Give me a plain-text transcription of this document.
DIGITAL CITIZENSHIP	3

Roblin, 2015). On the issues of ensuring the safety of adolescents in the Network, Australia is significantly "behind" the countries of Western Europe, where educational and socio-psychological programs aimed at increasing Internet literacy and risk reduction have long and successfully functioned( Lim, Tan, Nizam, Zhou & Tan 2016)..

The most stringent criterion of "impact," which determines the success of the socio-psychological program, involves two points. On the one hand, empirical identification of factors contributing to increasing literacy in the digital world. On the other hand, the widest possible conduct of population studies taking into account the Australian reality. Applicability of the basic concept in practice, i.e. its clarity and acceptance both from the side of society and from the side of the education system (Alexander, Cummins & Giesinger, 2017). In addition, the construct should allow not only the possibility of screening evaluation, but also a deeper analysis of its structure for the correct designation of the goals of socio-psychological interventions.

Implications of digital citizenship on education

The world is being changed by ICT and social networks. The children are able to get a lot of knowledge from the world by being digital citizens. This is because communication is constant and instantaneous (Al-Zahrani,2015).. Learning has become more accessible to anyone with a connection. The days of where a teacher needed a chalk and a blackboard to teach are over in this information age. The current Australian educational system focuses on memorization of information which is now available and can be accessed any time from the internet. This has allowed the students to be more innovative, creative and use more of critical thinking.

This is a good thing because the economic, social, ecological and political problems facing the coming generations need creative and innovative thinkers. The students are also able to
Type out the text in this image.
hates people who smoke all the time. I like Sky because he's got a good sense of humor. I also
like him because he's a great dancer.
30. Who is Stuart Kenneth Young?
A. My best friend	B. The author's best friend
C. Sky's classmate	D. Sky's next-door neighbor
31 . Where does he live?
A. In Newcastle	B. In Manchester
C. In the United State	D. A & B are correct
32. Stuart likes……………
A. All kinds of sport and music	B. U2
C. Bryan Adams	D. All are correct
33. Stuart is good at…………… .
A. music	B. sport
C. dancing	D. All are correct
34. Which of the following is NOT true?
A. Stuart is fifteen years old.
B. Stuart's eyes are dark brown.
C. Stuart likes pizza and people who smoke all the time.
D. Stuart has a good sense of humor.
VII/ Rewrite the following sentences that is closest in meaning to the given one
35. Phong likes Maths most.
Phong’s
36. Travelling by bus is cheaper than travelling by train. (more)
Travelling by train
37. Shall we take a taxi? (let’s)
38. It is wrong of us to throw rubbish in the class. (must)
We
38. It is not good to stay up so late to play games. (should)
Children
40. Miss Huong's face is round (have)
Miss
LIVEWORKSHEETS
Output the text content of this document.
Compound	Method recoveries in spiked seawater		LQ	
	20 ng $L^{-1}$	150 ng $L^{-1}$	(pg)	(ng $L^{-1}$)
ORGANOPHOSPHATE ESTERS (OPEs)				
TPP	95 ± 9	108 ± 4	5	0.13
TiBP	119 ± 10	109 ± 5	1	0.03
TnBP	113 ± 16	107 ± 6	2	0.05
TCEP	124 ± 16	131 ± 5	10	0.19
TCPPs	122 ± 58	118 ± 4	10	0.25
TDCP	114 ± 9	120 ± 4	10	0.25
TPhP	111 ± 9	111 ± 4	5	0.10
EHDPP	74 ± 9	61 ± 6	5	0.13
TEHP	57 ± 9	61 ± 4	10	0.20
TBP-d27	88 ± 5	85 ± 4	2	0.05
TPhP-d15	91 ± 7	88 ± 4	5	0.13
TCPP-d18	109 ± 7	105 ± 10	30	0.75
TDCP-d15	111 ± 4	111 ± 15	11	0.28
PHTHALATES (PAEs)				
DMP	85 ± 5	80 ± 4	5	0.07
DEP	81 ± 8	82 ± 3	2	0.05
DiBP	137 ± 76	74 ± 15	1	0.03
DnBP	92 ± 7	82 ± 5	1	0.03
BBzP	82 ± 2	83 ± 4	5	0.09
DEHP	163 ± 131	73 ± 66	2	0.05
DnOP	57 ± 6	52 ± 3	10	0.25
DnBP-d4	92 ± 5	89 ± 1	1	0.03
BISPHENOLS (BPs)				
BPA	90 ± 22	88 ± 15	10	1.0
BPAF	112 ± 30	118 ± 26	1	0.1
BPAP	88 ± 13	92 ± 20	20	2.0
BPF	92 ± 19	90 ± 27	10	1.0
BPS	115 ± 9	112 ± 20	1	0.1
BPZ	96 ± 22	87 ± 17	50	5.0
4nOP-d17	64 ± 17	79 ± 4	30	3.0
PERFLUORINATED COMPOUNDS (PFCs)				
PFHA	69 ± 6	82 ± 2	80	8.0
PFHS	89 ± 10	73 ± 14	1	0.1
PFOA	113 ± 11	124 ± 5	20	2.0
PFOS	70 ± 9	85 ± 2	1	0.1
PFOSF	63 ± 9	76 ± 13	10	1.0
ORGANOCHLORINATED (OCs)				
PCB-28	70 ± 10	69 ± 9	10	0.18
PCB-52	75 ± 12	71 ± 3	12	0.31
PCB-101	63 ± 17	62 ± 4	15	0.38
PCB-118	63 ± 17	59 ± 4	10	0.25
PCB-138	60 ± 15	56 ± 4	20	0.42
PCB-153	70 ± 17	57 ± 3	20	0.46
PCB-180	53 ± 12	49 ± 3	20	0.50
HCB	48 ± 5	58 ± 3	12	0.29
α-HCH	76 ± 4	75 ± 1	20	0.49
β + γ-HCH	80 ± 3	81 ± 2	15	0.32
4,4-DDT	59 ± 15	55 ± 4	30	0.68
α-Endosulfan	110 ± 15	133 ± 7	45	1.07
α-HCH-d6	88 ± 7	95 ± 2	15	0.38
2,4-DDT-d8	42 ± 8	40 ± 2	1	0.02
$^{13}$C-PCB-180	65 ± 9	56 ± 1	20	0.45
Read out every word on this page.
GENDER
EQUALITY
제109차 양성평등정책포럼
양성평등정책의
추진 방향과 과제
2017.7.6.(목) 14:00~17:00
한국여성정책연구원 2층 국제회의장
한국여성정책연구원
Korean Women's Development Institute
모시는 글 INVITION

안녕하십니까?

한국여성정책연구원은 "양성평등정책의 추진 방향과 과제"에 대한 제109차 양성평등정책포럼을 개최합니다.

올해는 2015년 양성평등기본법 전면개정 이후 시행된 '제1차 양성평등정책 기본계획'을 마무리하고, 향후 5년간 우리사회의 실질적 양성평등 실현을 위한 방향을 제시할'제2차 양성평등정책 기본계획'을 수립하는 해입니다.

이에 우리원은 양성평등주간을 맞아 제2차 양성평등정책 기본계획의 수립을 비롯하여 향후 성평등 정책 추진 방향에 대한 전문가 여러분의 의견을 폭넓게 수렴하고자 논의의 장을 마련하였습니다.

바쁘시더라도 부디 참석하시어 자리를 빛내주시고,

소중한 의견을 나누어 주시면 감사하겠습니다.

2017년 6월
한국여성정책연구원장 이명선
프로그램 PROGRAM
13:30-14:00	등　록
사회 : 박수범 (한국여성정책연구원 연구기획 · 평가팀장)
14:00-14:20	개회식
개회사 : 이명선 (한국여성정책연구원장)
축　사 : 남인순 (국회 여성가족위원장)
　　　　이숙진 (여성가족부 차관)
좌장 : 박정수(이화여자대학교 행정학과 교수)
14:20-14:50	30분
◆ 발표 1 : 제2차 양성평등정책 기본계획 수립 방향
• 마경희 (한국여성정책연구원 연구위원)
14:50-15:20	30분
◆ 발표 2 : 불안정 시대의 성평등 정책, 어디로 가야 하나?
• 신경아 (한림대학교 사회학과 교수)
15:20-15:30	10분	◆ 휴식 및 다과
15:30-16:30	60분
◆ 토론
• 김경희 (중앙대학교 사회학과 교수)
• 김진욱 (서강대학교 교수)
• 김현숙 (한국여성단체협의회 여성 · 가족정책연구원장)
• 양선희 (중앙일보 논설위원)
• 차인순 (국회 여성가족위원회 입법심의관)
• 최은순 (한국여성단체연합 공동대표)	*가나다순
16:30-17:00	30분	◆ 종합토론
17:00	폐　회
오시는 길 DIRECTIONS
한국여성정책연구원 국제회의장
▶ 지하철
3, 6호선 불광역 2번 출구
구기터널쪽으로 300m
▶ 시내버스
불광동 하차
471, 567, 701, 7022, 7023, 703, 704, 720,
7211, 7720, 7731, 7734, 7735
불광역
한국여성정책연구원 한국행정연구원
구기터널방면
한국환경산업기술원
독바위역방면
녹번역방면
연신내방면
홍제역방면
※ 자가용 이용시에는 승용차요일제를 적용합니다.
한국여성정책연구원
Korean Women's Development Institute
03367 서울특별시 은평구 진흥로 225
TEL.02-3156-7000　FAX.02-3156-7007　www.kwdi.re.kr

════════

## Your goal
Go through the records and pull out each line that includes the word "국제회의장".

## Exercise answer
한국여성정책연구원 2층 국제회의장
한국여성정책연구원 국제회의장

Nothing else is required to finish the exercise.